> _WHAT TO DO_: Leaving out all images, write out the records that follow exactly.

====== DATA SHOWN ======

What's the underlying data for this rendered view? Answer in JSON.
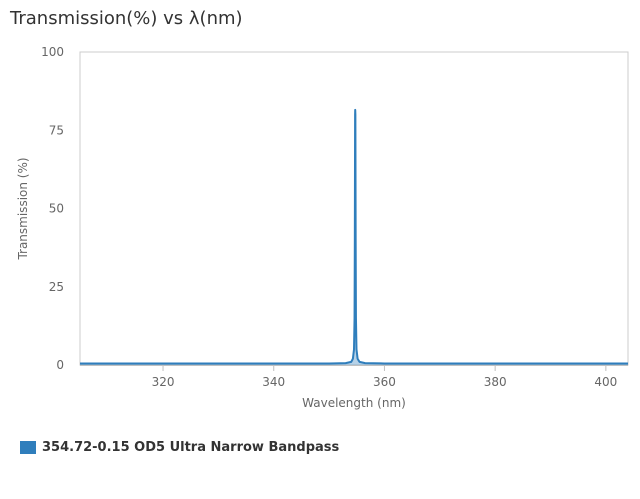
{
  "chart_data": {
    "type": "line",
    "title": "Transmission(%) vs λ(nm)",
    "xlabel": "Wavelength (nm)",
    "ylabel": "Transmission (%)",
    "xlim": [
      305,
      404
    ],
    "ylim": [
      0,
      100
    ],
    "xticks": [
      320,
      340,
      360,
      380,
      400
    ],
    "yticks": [
      0,
      25,
      50,
      75,
      100
    ],
    "grid": false,
    "legend_position": "bottom-left",
    "series": [
      {
        "name": "354.72-0.15 OD5 Ultra Narrow Bandpass",
        "color": "#2f7ebc",
        "x": [
          305,
          340,
          350,
          353,
          354,
          354.3,
          354.5,
          354.6,
          354.65,
          354.7,
          354.72,
          354.75,
          354.8,
          354.85,
          354.95,
          355.15,
          355.5,
          356.5,
          360,
          370,
          404
        ],
        "y": [
          0.5,
          0.5,
          0.5,
          0.6,
          1.0,
          2.0,
          5.0,
          15.0,
          40.0,
          80.0,
          81.5,
          80.0,
          40.0,
          15.0,
          5.0,
          2.0,
          1.0,
          0.6,
          0.5,
          0.5,
          0.5
        ]
      }
    ]
  }
}
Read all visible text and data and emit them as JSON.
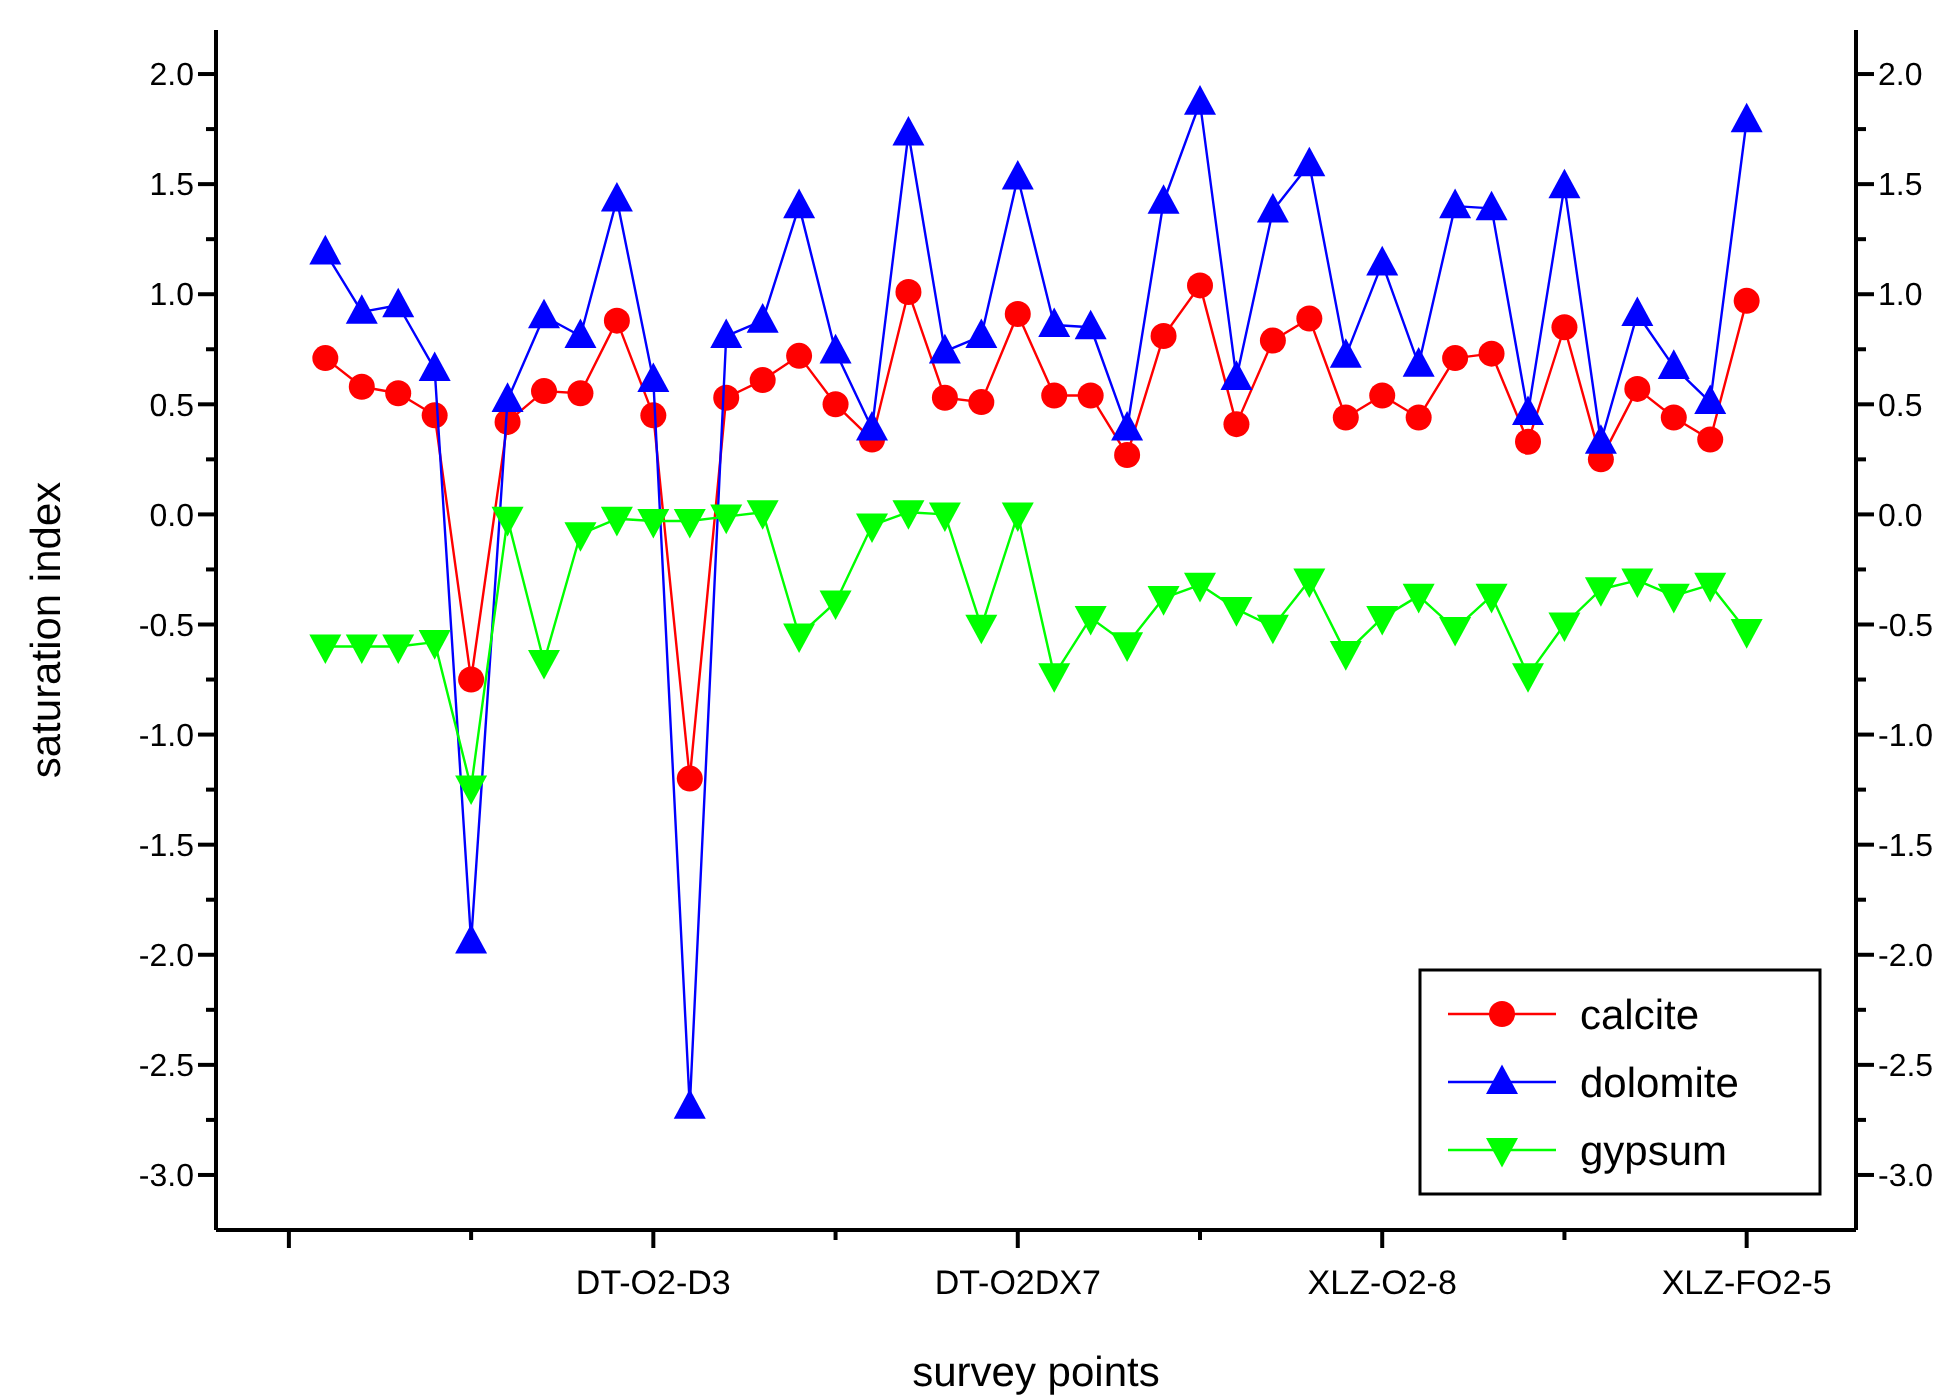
{
  "chart_data": {
    "type": "line",
    "xlabel": "survey points",
    "ylabel": "saturation index",
    "categories": [
      null,
      null,
      null,
      null,
      null,
      null,
      null,
      null,
      null,
      "DT-O2-D3",
      null,
      null,
      null,
      null,
      null,
      null,
      null,
      null,
      null,
      "DT-O2DX7",
      null,
      null,
      null,
      null,
      null,
      null,
      null,
      null,
      null,
      "XLZ-O2-8",
      null,
      null,
      null,
      null,
      null,
      null,
      null,
      null,
      null,
      "XLZ-FO2-5"
    ],
    "ylim": [
      -3.25,
      2.2
    ],
    "yticks": [
      {
        "value": -3,
        "label": "-3.0"
      },
      {
        "value": -2.5,
        "label": "-2.5"
      },
      {
        "value": -2,
        "label": "-2.0"
      },
      {
        "value": -1.5,
        "label": "-1.5"
      },
      {
        "value": -1,
        "label": "-1.0"
      },
      {
        "value": -0.5,
        "label": "-0.5"
      },
      {
        "value": 0,
        "label": "0.0"
      },
      {
        "value": 0.5,
        "label": "0.5"
      },
      {
        "value": 1,
        "label": "1.0"
      },
      {
        "value": 1.5,
        "label": "1.5"
      },
      {
        "value": 2,
        "label": "2.0"
      }
    ],
    "y2lim": [
      -3.25,
      2.2
    ],
    "y2ticks": [
      {
        "value": -3,
        "label": "-3.0"
      },
      {
        "value": -2.5,
        "label": "-2.5"
      },
      {
        "value": -2,
        "label": "-2.0"
      },
      {
        "value": -1.5,
        "label": "-1.5"
      },
      {
        "value": -1,
        "label": "-1.0"
      },
      {
        "value": -0.5,
        "label": "-0.5"
      },
      {
        "value": 0,
        "label": "0.0"
      },
      {
        "value": 0.5,
        "label": "0.5"
      },
      {
        "value": 1,
        "label": "1.0"
      },
      {
        "value": 1.5,
        "label": "1.5"
      },
      {
        "value": 2,
        "label": "2.0"
      }
    ],
    "grid": false,
    "legend": "bottom right",
    "line_style": "solid",
    "series": [
      {
        "name": "calcite",
        "color": "#ff0000",
        "marker": "circle",
        "values": [
          0.71,
          0.58,
          0.55,
          0.45,
          -0.75,
          0.42,
          0.56,
          0.55,
          0.88,
          0.45,
          -1.2,
          0.53,
          0.61,
          0.72,
          0.5,
          0.34,
          1.01,
          0.53,
          0.51,
          0.91,
          0.54,
          0.54,
          0.27,
          0.81,
          1.04,
          0.41,
          0.79,
          0.89,
          0.44,
          0.54,
          0.44,
          0.71,
          0.73,
          0.33,
          0.85,
          0.25,
          0.57,
          0.44,
          0.34,
          0.97
        ]
      },
      {
        "name": "dolomite",
        "color": "#0000ff",
        "marker": "triangle",
        "values": [
          1.19,
          0.92,
          0.95,
          0.66,
          -1.94,
          0.52,
          0.9,
          0.81,
          1.43,
          0.61,
          -2.69,
          0.81,
          0.88,
          1.4,
          0.74,
          0.39,
          1.73,
          0.74,
          0.81,
          1.53,
          0.86,
          0.85,
          0.39,
          1.42,
          1.87,
          0.62,
          1.38,
          1.59,
          0.72,
          1.14,
          0.68,
          1.4,
          1.39,
          0.46,
          1.49,
          0.33,
          0.91,
          0.67,
          0.51,
          1.79
        ]
      },
      {
        "name": "gypsum",
        "color": "#00ff00",
        "marker": "triangle-down",
        "values": [
          -0.6,
          -0.6,
          -0.6,
          -0.58,
          -1.24,
          -0.02,
          -0.67,
          -0.09,
          -0.02,
          -0.03,
          -0.03,
          -0.01,
          0.01,
          -0.55,
          -0.4,
          -0.05,
          0.01,
          0.0,
          -0.51,
          0.0,
          -0.73,
          -0.47,
          -0.59,
          -0.38,
          -0.32,
          -0.43,
          -0.51,
          -0.3,
          -0.63,
          -0.47,
          -0.37,
          -0.52,
          -0.37,
          -0.73,
          -0.5,
          -0.34,
          -0.3,
          -0.37,
          -0.32,
          -0.53
        ]
      }
    ]
  }
}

======

> _SOLUTION FOR THIS EXERCISE_:
What's the underlying data for this rendered view? Answer in JSON.
{
  "chart_data": {
    "type": "line",
    "title": "Transmission(%) vs λ(nm)",
    "xlabel": "Wavelength (nm)",
    "ylabel": "Transmission (%)",
    "xlim": [
      305,
      404
    ],
    "ylim": [
      0,
      100
    ],
    "xticks": [
      320,
      340,
      360,
      380,
      400
    ],
    "yticks": [
      0,
      25,
      50,
      75,
      100
    ],
    "grid": false,
    "legend_position": "bottom-left",
    "series": [
      {
        "name": "354.72-0.15 OD5 Ultra Narrow Bandpass",
        "color": "#2f7ebc",
        "x": [
          305,
          340,
          350,
          353,
          354,
          354.3,
          354.5,
          354.6,
          354.65,
          354.7,
          354.72,
          354.75,
          354.8,
          354.85,
          354.95,
          355.15,
          355.5,
          356.5,
          360,
          370,
          404
        ],
        "y": [
          0.5,
          0.5,
          0.5,
          0.6,
          1.0,
          2.0,
          5.0,
          15.0,
          40.0,
          80.0,
          81.5,
          80.0,
          40.0,
          15.0,
          5.0,
          2.0,
          1.0,
          0.6,
          0.5,
          0.5,
          0.5
        ]
      }
    ]
  }
}
Read all visible text and data and emit them as JSON.
{
  "chart_data": {
    "type": "line",
    "xlabel": "survey points",
    "ylabel": "saturation index",
    "categories": [
      null,
      null,
      null,
      null,
      null,
      null,
      null,
      null,
      null,
      "DT-O2-D3",
      null,
      null,
      null,
      null,
      null,
      null,
      null,
      null,
      null,
      "DT-O2DX7",
      null,
      null,
      null,
      null,
      null,
      null,
      null,
      null,
      null,
      "XLZ-O2-8",
      null,
      null,
      null,
      null,
      null,
      null,
      null,
      null,
      null,
      "XLZ-FO2-5"
    ],
    "ylim": [
      -3.25,
      2.2
    ],
    "yticks": [
      {
        "value": -3,
        "label": "-3.0"
      },
      {
        "value": -2.5,
        "label": "-2.5"
      },
      {
        "value": -2,
        "label": "-2.0"
      },
      {
        "value": -1.5,
        "label": "-1.5"
      },
      {
        "value": -1,
        "label": "-1.0"
      },
      {
        "value": -0.5,
        "label": "-0.5"
      },
      {
        "value": 0,
        "label": "0.0"
      },
      {
        "value": 0.5,
        "label": "0.5"
      },
      {
        "value": 1,
        "label": "1.0"
      },
      {
        "value": 1.5,
        "label": "1.5"
      },
      {
        "value": 2,
        "label": "2.0"
      }
    ],
    "y2lim": [
      -3.25,
      2.2
    ],
    "y2ticks": [
      {
        "value": -3,
        "label": "-3.0"
      },
      {
        "value": -2.5,
        "label": "-2.5"
      },
      {
        "value": -2,
        "label": "-2.0"
      },
      {
        "value": -1.5,
        "label": "-1.5"
      },
      {
        "value": -1,
        "label": "-1.0"
      },
      {
        "value": -0.5,
        "label": "-0.5"
      },
      {
        "value": 0,
        "label": "0.0"
      },
      {
        "value": 0.5,
        "label": "0.5"
      },
      {
        "value": 1,
        "label": "1.0"
      },
      {
        "value": 1.5,
        "label": "1.5"
      },
      {
        "value": 2,
        "label": "2.0"
      }
    ],
    "grid": false,
    "legend": "bottom right",
    "line_style": "solid",
    "series": [
      {
        "name": "calcite",
        "color": "#ff0000",
        "marker": "circle",
        "values": [
          0.71,
          0.58,
          0.55,
          0.45,
          -0.75,
          0.42,
          0.56,
          0.55,
          0.88,
          0.45,
          -1.2,
          0.53,
          0.61,
          0.72,
          0.5,
          0.34,
          1.01,
          0.53,
          0.51,
          0.91,
          0.54,
          0.54,
          0.27,
          0.81,
          1.04,
          0.41,
          0.79,
          0.89,
          0.44,
          0.54,
          0.44,
          0.71,
          0.73,
          0.33,
          0.85,
          0.25,
          0.57,
          0.44,
          0.34,
          0.97
        ]
      },
      {
        "name": "dolomite",
        "color": "#0000ff",
        "marker": "triangle",
        "values": [
          1.19,
          0.92,
          0.95,
          0.66,
          -1.94,
          0.52,
          0.9,
          0.81,
          1.43,
          0.61,
          -2.69,
          0.81,
          0.88,
          1.4,
          0.74,
          0.39,
          1.73,
          0.74,
          0.81,
          1.53,
          0.86,
          0.85,
          0.39,
          1.42,
          1.87,
          0.62,
          1.38,
          1.59,
          0.72,
          1.14,
          0.68,
          1.4,
          1.39,
          0.46,
          1.49,
          0.33,
          0.91,
          0.67,
          0.51,
          1.79
        ]
      },
      {
        "name": "gypsum",
        "color": "#00ff00",
        "marker": "triangle-down",
        "values": [
          -0.6,
          -0.6,
          -0.6,
          -0.58,
          -1.24,
          -0.02,
          -0.67,
          -0.09,
          -0.02,
          -0.03,
          -0.03,
          -0.01,
          0.01,
          -0.55,
          -0.4,
          -0.05,
          0.01,
          0.0,
          -0.51,
          0.0,
          -0.73,
          -0.47,
          -0.59,
          -0.38,
          -0.32,
          -0.43,
          -0.51,
          -0.3,
          -0.63,
          -0.47,
          -0.37,
          -0.52,
          -0.37,
          -0.73,
          -0.5,
          -0.34,
          -0.3,
          -0.37,
          -0.32,
          -0.53
        ]
      }
    ]
  }
}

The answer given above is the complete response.